Instructions to follow:
Take the records underneath and set them down exactly.

Supplied material:
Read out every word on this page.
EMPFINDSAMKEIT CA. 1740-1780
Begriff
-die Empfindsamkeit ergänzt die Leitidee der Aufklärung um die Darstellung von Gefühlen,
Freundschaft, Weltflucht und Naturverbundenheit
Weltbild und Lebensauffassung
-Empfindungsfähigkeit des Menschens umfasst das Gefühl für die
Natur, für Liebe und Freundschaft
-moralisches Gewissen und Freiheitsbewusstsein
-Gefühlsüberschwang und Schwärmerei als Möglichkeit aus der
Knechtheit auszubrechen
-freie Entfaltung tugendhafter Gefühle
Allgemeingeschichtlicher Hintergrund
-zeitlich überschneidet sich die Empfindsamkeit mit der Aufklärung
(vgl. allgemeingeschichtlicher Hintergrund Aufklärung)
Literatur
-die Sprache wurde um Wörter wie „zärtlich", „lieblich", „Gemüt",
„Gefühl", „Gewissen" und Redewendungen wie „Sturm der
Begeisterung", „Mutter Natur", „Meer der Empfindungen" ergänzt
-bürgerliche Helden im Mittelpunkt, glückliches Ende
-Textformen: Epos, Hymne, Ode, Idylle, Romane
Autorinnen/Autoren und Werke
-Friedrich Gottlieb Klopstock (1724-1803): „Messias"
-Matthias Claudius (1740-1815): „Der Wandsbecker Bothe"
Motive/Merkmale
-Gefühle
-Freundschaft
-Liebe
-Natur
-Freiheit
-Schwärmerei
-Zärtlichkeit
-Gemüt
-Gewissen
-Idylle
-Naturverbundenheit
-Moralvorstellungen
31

Answer to this task:
Read out every word on this page.
EMPFINDSAMKEIT CA. 1740-1780
Begriff
-die Empfindsamkeit ergänzt die Leitidee der Aufklärung um die Darstellung von Gefühlen,
Freundschaft, Weltflucht und Naturverbundenheit
Weltbild und Lebensauffassung
-Empfindungsfähigkeit des Menschens umfasst das Gefühl für die
Natur, für Liebe und Freundschaft
-moralisches Gewissen und Freiheitsbewusstsein
-Gefühlsüberschwang und Schwärmerei als Möglichkeit aus der
Knechtheit auszubrechen
-freie Entfaltung tugendhafter Gefühle
Allgemeingeschichtlicher Hintergrund
-zeitlich überschneidet sich die Empfindsamkeit mit der Aufklärung
(vgl. allgemeingeschichtlicher Hintergrund Aufklärung)
Literatur
-die Sprache wurde um Wörter wie „zärtlich", „lieblich", „Gemüt",
„Gefühl", „Gewissen" und Redewendungen wie „Sturm der
Begeisterung", „Mutter Natur", „Meer der Empfindungen" ergänzt
-bürgerliche Helden im Mittelpunkt, glückliches Ende
-Textformen: Epos, Hymne, Ode, Idylle, Romane
Autorinnen/Autoren und Werke
-Friedrich Gottlieb Klopstock (1724-1803): „Messias"
-Matthias Claudius (1740-1815): „Der Wandsbecker Bothe"
Motive/Merkmale
-Gefühle
-Freundschaft
-Liebe
-Natur
-Freiheit
-Schwärmerei
-Zärtlichkeit
-Gemüt
-Gewissen
-Idylle
-Naturverbundenheit
-Moralvorstellungen
31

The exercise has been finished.